Required work: Transcribe all the entries word for word, but omit the images.

***

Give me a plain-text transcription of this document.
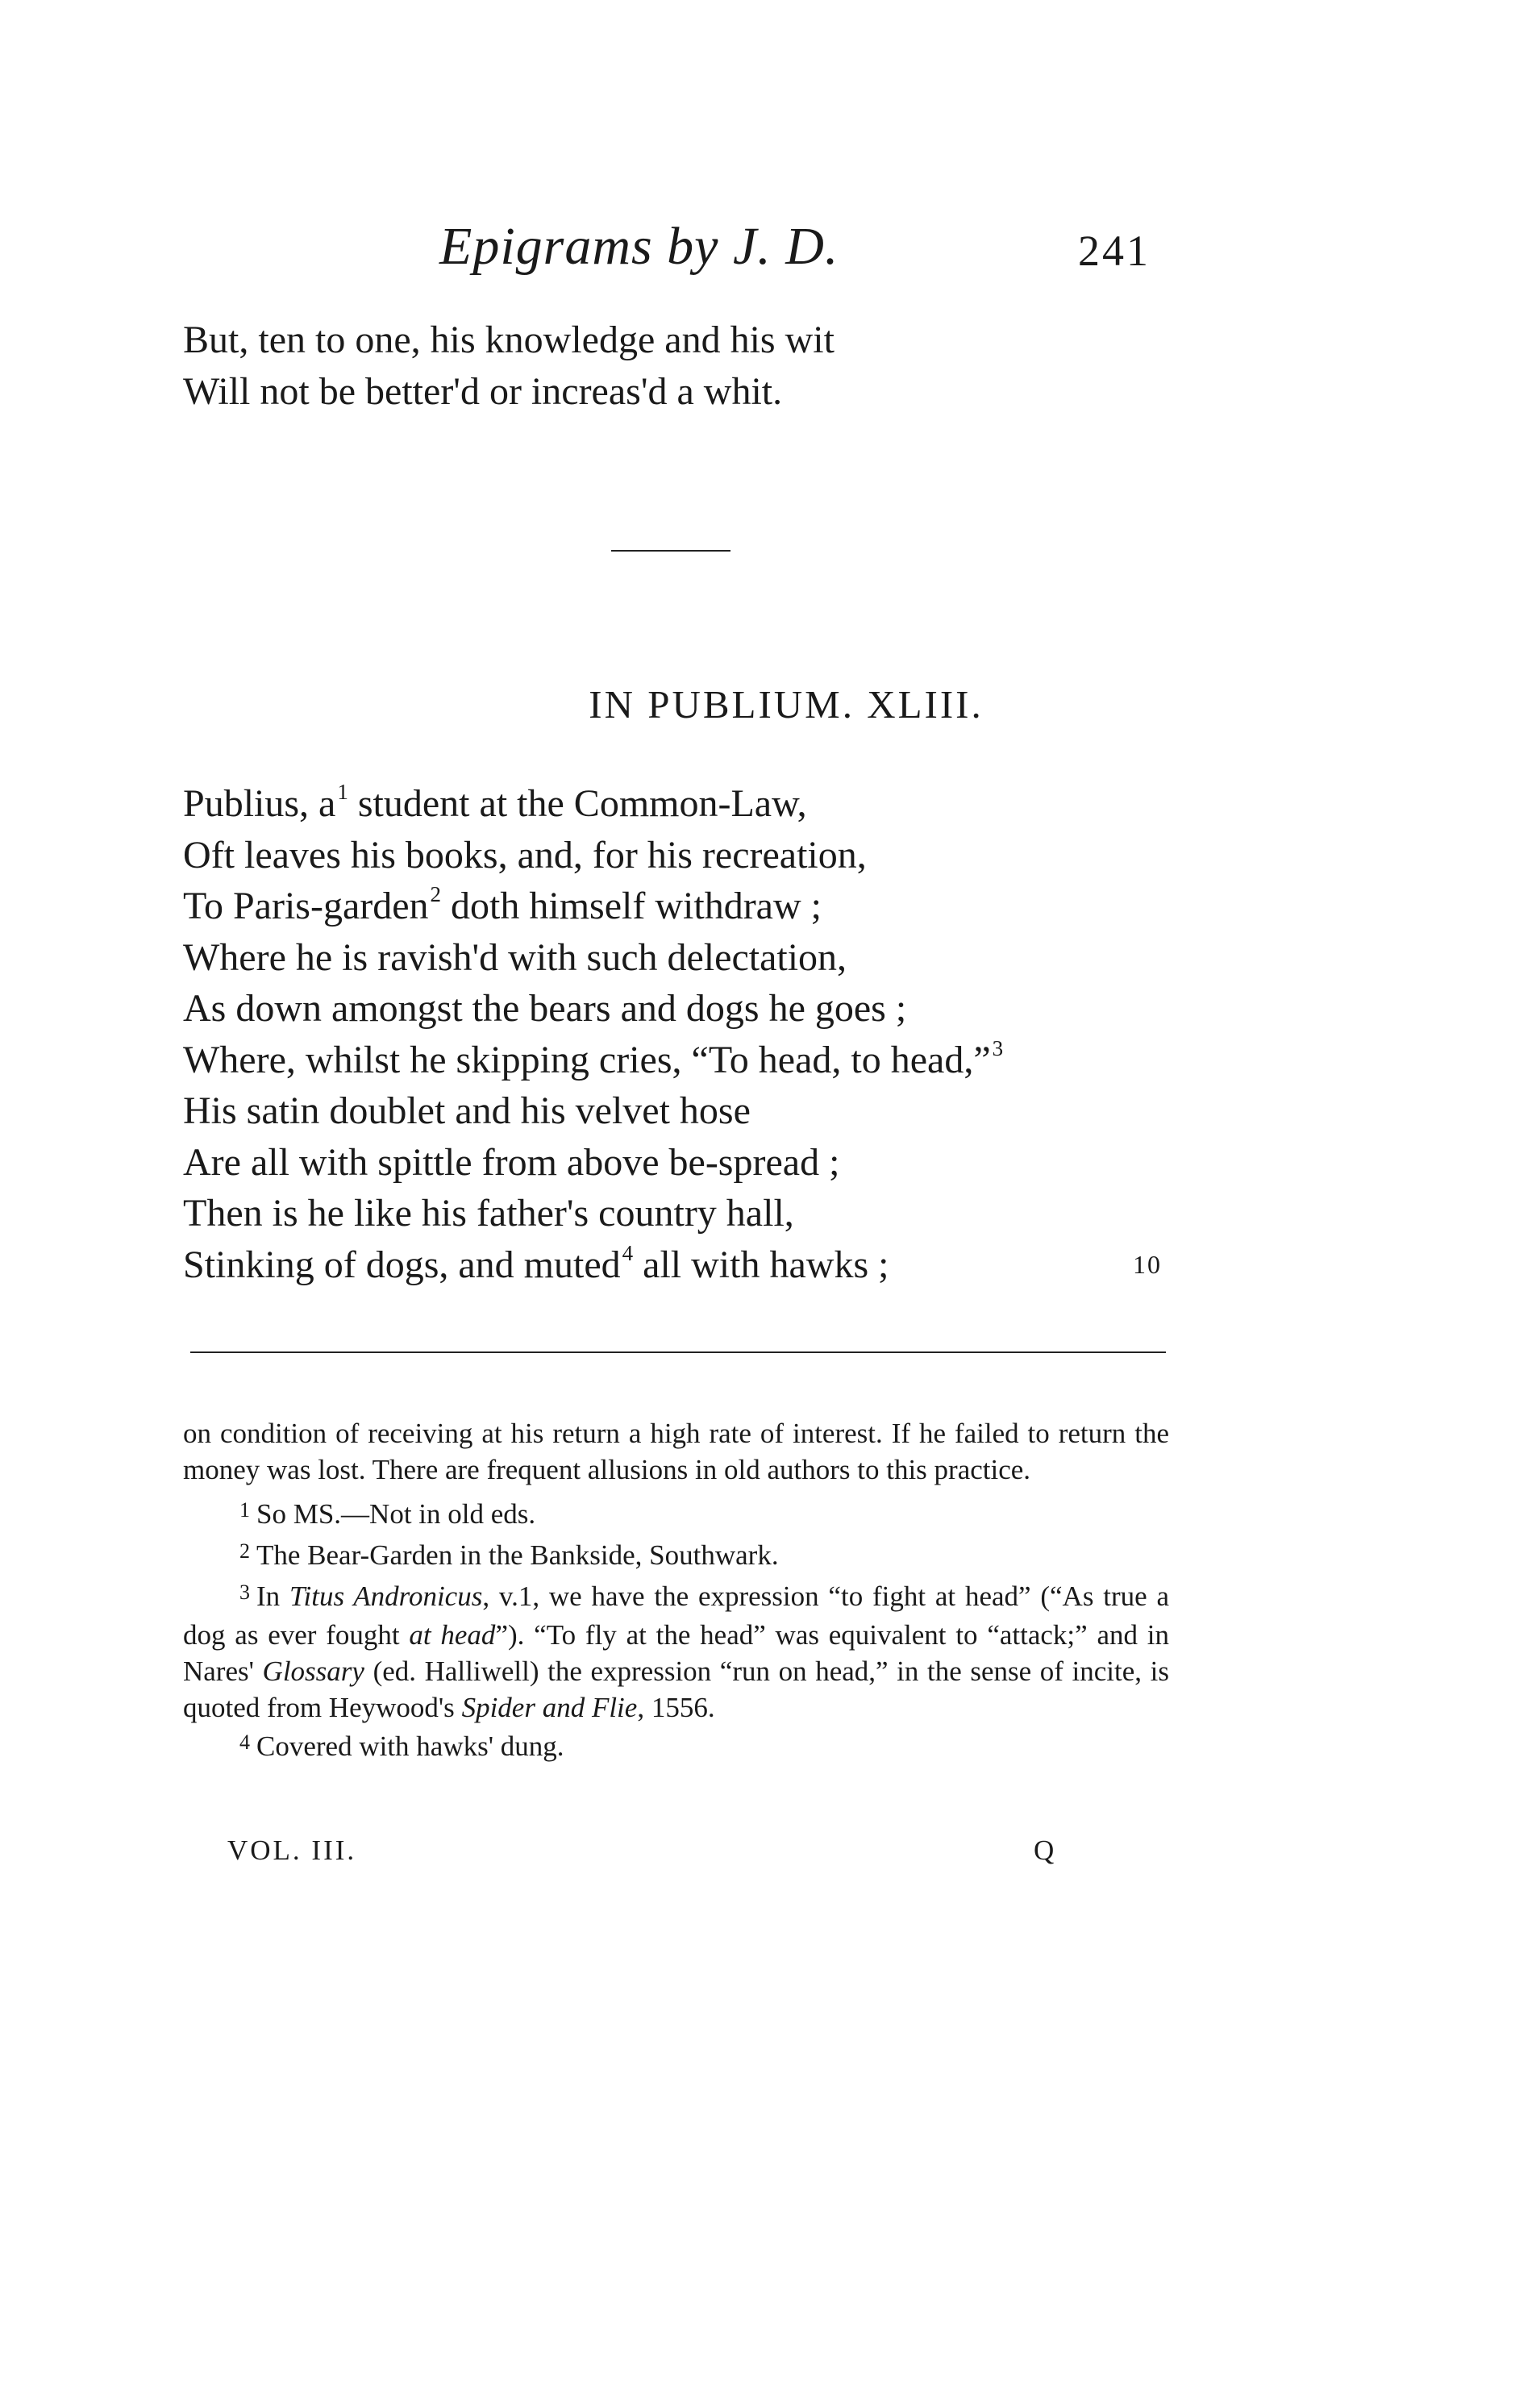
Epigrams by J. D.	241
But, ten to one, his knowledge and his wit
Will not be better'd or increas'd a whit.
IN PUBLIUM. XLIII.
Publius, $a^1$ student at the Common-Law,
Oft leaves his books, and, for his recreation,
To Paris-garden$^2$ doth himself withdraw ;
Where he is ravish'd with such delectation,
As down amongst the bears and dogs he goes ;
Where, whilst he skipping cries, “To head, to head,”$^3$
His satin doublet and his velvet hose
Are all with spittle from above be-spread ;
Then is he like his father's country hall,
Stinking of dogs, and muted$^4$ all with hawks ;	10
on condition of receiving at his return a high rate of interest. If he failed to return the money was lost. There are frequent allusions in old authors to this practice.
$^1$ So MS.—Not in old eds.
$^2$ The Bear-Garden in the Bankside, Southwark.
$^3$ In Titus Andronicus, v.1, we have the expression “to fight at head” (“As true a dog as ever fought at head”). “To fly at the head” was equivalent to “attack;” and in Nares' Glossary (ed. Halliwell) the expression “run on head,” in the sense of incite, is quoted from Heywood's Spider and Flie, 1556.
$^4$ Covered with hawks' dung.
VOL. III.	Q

***

The completed task:
Give me a plain-text transcription of this document.
Epigrams by J. D.	241
But, ten to one, his knowledge and his wit
Will not be better'd or increas'd a whit.
IN PUBLIUM. XLIII.
Publius, $a^1$ student at the Common-Law,
Oft leaves his books, and, for his recreation,
To Paris-garden$^2$ doth himself withdraw ;
Where he is ravish'd with such delectation,
As down amongst the bears and dogs he goes ;
Where, whilst he skipping cries, “To head, to head,”$^3$
His satin doublet and his velvet hose
Are all with spittle from above be-spread ;
Then is he like his father's country hall,
Stinking of dogs, and muted$^4$ all with hawks ;	10
on condition of receiving at his return a high rate of interest. If he failed to return the money was lost. There are frequent allusions in old authors to this practice.
$^1$ So MS.—Not in old eds.
$^2$ The Bear-Garden in the Bankside, Southwark.
$^3$ In Titus Andronicus, v.1, we have the expression “to fight at head” (“As true a dog as ever fought at head”). “To fly at the head” was equivalent to “attack;” and in Nares' Glossary (ed. Halliwell) the expression “run on head,” in the sense of incite, is quoted from Heywood's Spider and Flie, 1556.
$^4$ Covered with hawks' dung.
VOL. III.	Q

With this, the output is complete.